Dataset entries:
********
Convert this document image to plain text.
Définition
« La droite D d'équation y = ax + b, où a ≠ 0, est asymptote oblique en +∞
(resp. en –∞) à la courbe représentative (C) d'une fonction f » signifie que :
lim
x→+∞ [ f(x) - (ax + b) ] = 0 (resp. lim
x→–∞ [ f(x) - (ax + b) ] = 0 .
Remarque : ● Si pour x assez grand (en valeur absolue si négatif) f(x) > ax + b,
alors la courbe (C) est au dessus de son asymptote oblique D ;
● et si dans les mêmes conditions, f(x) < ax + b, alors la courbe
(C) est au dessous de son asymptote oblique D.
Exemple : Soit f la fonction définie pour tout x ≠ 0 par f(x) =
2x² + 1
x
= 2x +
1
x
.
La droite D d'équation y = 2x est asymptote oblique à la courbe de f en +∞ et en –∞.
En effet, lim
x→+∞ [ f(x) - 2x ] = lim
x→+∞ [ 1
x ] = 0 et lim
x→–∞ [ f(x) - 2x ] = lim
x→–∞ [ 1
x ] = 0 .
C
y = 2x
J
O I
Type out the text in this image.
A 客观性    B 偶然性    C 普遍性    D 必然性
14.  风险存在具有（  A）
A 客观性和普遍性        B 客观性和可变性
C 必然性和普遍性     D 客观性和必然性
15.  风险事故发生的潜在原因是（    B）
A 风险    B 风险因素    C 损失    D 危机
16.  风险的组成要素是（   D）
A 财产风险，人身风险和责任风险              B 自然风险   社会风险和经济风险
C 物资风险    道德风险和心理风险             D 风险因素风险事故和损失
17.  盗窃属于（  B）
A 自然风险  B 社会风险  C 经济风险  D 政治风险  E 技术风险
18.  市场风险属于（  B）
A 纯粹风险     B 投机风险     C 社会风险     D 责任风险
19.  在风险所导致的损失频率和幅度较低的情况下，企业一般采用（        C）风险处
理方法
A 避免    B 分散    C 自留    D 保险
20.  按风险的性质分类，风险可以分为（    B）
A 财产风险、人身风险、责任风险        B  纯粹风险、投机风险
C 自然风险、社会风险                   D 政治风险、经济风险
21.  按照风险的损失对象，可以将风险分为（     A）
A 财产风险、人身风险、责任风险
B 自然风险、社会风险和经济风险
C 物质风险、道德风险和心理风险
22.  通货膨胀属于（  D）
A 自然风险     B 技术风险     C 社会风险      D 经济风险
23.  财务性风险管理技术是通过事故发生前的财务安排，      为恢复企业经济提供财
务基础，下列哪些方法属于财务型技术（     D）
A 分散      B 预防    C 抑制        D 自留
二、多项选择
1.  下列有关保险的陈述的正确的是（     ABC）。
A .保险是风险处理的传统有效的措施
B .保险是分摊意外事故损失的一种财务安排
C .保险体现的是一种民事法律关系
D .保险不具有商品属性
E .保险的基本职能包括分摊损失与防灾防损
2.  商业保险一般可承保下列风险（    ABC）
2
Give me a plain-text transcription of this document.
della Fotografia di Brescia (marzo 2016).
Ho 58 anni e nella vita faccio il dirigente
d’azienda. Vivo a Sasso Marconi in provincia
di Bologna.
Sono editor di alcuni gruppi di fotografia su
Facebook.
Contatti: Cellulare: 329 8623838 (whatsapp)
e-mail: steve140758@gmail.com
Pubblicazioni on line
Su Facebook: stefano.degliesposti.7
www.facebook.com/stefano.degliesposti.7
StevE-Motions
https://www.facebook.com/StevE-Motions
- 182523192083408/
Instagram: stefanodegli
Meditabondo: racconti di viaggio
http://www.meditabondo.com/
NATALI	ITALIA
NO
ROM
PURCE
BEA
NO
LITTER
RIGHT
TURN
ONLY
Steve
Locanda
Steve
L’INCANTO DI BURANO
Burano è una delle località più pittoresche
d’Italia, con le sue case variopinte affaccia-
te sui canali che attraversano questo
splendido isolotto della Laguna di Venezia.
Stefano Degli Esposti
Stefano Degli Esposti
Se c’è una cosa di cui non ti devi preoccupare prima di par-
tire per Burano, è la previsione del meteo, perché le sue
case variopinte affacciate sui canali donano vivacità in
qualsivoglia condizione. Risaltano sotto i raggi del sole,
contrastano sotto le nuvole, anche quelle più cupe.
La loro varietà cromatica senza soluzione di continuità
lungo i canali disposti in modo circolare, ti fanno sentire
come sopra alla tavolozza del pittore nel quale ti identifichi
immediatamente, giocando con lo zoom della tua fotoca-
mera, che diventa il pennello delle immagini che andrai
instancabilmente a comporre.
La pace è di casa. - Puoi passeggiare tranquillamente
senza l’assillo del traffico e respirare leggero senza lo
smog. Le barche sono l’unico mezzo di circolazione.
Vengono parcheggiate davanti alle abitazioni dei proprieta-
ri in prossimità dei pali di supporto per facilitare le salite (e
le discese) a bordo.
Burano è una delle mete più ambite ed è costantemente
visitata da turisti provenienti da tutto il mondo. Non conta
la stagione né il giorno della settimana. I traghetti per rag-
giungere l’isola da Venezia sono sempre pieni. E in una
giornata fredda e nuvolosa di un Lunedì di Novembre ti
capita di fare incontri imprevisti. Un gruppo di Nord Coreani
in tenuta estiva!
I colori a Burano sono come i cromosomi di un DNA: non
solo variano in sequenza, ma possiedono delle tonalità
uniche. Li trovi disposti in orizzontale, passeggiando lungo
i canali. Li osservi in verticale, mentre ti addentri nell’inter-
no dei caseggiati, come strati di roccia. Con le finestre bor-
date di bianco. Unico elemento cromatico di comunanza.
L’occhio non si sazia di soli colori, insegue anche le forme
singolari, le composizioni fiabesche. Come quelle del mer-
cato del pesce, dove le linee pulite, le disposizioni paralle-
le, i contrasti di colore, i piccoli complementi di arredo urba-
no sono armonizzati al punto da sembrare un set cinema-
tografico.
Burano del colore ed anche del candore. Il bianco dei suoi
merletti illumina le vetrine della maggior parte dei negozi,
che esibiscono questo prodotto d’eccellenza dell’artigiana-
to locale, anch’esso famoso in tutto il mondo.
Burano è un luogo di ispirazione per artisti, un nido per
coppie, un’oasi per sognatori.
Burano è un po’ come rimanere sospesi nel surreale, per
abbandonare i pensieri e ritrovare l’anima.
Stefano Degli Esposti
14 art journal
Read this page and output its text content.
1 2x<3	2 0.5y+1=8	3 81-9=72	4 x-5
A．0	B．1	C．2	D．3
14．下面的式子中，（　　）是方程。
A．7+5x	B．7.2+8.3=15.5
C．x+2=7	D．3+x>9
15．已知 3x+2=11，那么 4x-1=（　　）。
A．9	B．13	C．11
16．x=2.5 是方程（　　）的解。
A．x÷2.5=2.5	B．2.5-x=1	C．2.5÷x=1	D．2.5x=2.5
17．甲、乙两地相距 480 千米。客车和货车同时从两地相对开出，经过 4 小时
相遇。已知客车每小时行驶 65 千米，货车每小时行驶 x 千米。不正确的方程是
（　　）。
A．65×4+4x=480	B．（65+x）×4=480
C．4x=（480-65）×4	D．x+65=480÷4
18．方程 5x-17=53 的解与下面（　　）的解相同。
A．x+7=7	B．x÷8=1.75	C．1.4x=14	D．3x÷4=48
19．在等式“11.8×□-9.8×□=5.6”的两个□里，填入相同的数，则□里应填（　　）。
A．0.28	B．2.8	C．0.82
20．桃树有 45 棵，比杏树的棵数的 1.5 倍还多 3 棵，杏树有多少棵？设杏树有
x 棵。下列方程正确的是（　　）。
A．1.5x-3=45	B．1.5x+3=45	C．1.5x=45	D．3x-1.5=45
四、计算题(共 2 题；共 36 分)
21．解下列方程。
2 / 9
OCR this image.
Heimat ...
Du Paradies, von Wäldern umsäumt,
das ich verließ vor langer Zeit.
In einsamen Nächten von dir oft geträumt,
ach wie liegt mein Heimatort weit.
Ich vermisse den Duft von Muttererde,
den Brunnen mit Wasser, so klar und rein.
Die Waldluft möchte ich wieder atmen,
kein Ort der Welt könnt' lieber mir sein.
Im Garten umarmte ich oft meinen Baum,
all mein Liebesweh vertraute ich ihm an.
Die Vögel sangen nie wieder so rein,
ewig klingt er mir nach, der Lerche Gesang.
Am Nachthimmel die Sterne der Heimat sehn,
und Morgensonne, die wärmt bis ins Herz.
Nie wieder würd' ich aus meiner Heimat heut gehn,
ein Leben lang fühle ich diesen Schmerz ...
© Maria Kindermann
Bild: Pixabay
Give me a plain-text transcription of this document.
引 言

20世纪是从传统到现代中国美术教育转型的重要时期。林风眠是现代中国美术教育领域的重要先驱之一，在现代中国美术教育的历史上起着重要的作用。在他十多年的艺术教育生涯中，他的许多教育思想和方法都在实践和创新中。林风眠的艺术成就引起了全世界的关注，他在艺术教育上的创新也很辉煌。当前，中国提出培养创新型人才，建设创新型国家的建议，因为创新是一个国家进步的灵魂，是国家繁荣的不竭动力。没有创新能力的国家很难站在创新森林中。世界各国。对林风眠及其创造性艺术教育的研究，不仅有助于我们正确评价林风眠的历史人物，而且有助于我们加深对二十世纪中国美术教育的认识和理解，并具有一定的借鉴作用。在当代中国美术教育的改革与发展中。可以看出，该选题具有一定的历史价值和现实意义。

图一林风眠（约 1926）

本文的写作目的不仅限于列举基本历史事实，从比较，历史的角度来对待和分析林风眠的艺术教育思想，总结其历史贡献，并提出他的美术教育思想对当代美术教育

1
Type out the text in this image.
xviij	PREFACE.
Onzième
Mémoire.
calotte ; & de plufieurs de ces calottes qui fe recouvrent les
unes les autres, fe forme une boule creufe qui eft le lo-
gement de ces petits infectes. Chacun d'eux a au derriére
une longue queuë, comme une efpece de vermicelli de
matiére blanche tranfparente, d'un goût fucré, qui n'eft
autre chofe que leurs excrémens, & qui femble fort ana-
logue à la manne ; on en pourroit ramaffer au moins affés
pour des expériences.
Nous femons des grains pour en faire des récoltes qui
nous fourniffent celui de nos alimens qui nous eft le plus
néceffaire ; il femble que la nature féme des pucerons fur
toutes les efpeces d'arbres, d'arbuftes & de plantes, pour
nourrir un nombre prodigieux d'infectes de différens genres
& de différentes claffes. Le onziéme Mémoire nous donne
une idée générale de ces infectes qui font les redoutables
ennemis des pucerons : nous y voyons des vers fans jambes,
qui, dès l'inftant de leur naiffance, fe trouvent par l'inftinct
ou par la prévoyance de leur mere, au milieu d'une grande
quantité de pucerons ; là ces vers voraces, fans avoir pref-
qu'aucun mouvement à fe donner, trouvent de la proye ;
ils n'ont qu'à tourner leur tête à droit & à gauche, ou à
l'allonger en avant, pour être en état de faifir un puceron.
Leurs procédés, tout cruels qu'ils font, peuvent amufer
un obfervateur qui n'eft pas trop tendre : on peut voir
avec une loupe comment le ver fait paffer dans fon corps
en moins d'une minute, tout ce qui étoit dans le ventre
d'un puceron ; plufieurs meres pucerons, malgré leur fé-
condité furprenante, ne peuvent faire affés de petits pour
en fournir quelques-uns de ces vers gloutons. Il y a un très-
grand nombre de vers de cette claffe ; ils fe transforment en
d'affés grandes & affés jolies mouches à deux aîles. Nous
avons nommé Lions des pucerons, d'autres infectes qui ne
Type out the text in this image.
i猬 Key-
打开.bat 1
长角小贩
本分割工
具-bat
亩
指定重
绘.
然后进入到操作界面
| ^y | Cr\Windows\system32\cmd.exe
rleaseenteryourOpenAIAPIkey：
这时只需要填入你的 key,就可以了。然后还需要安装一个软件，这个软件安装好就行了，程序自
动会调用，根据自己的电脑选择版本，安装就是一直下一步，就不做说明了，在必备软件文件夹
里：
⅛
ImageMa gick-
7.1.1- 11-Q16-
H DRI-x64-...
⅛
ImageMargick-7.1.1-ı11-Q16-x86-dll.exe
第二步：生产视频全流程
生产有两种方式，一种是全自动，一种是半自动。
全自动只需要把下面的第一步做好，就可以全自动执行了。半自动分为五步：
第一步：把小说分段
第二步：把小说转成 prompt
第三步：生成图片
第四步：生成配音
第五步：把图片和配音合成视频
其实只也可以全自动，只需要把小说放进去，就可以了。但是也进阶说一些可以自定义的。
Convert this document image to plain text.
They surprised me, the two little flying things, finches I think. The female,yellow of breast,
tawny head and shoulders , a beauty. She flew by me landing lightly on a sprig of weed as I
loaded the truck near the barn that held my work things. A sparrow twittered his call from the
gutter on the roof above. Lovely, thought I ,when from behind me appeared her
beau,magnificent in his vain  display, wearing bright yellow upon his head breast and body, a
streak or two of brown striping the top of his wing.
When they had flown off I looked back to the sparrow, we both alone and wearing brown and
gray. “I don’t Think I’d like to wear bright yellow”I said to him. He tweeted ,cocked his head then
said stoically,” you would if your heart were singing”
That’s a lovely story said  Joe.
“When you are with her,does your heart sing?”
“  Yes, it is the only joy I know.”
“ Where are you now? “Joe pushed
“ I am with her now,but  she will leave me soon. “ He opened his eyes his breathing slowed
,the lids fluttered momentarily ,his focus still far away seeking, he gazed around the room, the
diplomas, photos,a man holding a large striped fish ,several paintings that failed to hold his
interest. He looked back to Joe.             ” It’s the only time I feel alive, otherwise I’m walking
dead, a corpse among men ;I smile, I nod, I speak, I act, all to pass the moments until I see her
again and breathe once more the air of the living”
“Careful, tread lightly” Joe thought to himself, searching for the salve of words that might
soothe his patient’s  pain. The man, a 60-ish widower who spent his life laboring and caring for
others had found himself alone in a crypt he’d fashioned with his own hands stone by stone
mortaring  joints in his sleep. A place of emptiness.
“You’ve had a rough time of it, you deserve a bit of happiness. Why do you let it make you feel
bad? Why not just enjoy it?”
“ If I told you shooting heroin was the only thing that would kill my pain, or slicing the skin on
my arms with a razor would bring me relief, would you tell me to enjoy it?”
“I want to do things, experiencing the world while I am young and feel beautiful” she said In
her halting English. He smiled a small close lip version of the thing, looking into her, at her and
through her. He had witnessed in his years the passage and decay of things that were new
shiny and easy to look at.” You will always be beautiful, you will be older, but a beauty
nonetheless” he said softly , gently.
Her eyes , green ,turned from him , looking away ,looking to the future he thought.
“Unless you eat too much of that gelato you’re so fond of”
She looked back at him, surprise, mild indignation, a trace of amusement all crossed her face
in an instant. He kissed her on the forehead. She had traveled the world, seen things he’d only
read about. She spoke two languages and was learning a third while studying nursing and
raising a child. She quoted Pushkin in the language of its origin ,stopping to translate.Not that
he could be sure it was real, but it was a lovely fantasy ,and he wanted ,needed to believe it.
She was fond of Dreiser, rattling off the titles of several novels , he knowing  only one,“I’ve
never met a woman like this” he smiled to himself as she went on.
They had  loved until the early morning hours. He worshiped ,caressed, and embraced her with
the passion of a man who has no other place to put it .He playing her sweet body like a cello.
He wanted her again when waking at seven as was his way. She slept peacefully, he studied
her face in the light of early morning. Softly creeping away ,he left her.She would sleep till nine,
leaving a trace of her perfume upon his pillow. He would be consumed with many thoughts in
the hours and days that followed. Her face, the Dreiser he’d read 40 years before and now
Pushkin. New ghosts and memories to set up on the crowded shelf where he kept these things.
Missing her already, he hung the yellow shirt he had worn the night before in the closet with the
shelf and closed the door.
********
Find every line in the records above that contains the word "技术风险", and copy each one.

A 自然风险  B 社会风险  C 经济风险  D 政治风险  E 技术风险
A 自然风险     B 技术风险     C 社会风险      D 经济风险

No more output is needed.